- DIRECTION: Substitute "x-axis-label" for every occurrence of "x-tick-label" in the entries, starting with the first line and going on through the line containing "category-label: Scandinavian [26, 218, 167, 242]", both ends included. Reproduce only those lines, leaving everything else in them unchanged.

----

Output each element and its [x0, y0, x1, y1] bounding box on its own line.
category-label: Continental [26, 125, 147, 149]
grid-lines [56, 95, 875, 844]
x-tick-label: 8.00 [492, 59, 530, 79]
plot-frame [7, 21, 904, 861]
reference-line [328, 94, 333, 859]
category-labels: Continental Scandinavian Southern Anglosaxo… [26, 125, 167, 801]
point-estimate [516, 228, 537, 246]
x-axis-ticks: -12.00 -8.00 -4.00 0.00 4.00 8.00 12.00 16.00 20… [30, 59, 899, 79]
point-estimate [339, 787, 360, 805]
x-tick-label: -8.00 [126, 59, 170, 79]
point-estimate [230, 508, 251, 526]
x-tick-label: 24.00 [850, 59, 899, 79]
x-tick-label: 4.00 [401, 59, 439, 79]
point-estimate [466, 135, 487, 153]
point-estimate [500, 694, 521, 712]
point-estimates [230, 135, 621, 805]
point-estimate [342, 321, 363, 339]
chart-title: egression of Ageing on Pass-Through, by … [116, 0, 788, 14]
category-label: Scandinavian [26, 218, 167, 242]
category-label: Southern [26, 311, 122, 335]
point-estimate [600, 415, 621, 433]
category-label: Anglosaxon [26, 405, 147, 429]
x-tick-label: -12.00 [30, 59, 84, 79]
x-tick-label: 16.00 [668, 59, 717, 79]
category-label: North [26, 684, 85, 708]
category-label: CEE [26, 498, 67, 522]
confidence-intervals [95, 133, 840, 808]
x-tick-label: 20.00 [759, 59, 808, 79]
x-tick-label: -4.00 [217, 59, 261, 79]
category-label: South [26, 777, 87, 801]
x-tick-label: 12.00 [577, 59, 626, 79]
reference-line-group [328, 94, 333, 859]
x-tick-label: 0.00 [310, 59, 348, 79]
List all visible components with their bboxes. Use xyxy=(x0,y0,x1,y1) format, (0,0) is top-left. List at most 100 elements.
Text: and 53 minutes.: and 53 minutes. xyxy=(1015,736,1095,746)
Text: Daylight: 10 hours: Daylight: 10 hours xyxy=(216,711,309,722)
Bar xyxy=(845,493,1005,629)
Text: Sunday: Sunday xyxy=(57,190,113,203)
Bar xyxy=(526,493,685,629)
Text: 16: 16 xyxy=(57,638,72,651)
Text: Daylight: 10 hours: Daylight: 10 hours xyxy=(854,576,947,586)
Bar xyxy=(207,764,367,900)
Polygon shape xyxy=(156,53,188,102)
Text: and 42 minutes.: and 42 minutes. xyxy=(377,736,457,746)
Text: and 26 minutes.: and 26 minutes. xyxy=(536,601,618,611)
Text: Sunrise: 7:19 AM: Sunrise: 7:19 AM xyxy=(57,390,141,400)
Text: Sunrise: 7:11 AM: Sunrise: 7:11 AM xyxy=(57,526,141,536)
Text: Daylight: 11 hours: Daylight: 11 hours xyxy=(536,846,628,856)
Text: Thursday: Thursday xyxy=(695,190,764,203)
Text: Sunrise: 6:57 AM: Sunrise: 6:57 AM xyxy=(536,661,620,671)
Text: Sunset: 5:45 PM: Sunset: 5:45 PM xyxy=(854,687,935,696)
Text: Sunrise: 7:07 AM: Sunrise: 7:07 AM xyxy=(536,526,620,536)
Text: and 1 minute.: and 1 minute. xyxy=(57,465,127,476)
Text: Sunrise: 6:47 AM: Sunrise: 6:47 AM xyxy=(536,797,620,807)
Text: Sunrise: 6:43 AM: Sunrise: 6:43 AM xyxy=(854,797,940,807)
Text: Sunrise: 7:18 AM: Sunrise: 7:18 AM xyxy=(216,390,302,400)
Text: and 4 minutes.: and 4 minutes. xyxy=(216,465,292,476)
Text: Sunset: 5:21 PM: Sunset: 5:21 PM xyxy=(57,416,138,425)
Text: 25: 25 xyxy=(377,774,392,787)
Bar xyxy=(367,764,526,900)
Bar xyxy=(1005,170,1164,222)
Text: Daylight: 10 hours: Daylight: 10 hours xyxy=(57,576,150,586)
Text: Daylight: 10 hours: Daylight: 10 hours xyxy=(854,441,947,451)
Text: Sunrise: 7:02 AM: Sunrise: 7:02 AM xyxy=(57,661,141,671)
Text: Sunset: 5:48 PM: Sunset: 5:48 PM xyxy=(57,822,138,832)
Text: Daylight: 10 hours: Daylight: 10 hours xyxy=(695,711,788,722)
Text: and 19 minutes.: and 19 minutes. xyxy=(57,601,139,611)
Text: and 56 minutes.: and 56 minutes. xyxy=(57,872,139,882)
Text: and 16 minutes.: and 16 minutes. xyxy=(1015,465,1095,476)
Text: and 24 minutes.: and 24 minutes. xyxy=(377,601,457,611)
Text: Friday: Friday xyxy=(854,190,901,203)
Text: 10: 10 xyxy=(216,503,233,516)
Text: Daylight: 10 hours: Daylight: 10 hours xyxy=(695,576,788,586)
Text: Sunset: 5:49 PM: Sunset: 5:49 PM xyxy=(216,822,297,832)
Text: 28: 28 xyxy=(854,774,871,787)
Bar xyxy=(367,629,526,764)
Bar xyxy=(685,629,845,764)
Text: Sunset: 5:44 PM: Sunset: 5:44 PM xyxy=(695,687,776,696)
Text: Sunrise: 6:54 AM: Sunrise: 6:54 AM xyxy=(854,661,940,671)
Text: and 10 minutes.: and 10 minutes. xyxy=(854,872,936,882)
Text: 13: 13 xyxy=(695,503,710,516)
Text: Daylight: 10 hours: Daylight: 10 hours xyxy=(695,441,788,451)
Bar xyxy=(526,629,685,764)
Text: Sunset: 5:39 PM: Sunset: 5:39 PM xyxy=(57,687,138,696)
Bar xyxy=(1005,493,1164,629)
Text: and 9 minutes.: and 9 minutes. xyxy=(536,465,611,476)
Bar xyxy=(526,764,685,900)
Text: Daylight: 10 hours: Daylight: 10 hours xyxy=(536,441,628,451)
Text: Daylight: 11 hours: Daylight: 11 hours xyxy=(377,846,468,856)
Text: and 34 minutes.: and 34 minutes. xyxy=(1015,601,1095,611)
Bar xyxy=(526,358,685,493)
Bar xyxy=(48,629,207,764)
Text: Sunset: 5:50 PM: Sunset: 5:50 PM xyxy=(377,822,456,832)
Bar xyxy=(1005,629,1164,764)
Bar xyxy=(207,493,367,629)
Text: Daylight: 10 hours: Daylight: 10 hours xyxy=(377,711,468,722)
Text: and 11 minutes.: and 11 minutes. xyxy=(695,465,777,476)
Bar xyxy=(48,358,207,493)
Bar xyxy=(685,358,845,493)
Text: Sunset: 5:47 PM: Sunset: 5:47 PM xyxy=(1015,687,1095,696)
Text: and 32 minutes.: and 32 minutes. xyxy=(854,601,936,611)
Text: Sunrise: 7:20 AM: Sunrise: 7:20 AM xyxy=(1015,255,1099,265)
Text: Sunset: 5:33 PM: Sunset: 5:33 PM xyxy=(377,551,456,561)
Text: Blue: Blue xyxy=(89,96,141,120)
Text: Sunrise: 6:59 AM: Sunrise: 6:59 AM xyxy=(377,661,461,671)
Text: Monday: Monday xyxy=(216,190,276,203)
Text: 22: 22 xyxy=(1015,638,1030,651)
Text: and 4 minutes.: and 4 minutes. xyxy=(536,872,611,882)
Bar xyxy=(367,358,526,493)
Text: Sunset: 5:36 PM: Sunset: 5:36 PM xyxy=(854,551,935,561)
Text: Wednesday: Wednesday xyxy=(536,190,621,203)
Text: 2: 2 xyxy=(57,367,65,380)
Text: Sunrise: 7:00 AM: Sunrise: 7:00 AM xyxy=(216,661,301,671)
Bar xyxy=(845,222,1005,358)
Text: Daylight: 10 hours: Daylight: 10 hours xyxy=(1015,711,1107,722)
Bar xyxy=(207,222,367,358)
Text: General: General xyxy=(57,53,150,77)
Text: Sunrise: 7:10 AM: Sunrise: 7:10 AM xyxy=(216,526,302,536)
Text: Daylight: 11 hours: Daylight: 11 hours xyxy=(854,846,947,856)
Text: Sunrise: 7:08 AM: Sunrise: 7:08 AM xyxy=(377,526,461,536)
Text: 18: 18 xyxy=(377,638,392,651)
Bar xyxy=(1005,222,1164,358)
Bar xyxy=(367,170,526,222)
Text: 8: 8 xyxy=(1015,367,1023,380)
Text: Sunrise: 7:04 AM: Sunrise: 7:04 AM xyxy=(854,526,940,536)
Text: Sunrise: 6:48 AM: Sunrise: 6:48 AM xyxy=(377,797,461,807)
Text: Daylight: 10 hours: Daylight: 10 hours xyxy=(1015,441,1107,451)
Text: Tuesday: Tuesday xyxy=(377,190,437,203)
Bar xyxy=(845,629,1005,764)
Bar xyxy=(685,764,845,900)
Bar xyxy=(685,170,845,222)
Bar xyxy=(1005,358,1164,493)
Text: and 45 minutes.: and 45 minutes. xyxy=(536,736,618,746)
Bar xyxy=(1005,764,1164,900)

----

- EXERCISE SOLUTION:
Output each element and its [x0, y0, x1, y1] bounding box on its own line.
category-label: Continental [26, 125, 147, 149]
grid-lines [56, 95, 875, 844]
x-axis-label: 8.00 [492, 59, 530, 79]
plot-frame [7, 21, 904, 861]
reference-line [328, 94, 333, 859]
category-labels: Continental Scandinavian Southern Anglosaxo… [26, 125, 167, 801]
point-estimate [516, 228, 537, 246]
x-axis-ticks: -12.00 -8.00 -4.00 0.00 4.00 8.00 12.00 16.00 20… [30, 59, 899, 79]
point-estimate [339, 787, 360, 805]
x-axis-label: -8.00 [126, 59, 170, 79]
point-estimate [230, 508, 251, 526]
x-axis-label: 24.00 [850, 59, 899, 79]
x-axis-label: 4.00 [401, 59, 439, 79]
point-estimate [466, 135, 487, 153]
point-estimate [500, 694, 521, 712]
point-estimates [230, 135, 621, 805]
point-estimate [342, 321, 363, 339]
chart-title: egression of Ageing on Pass-Through, by … [116, 0, 788, 14]
category-label: Scandinavian [26, 218, 167, 242]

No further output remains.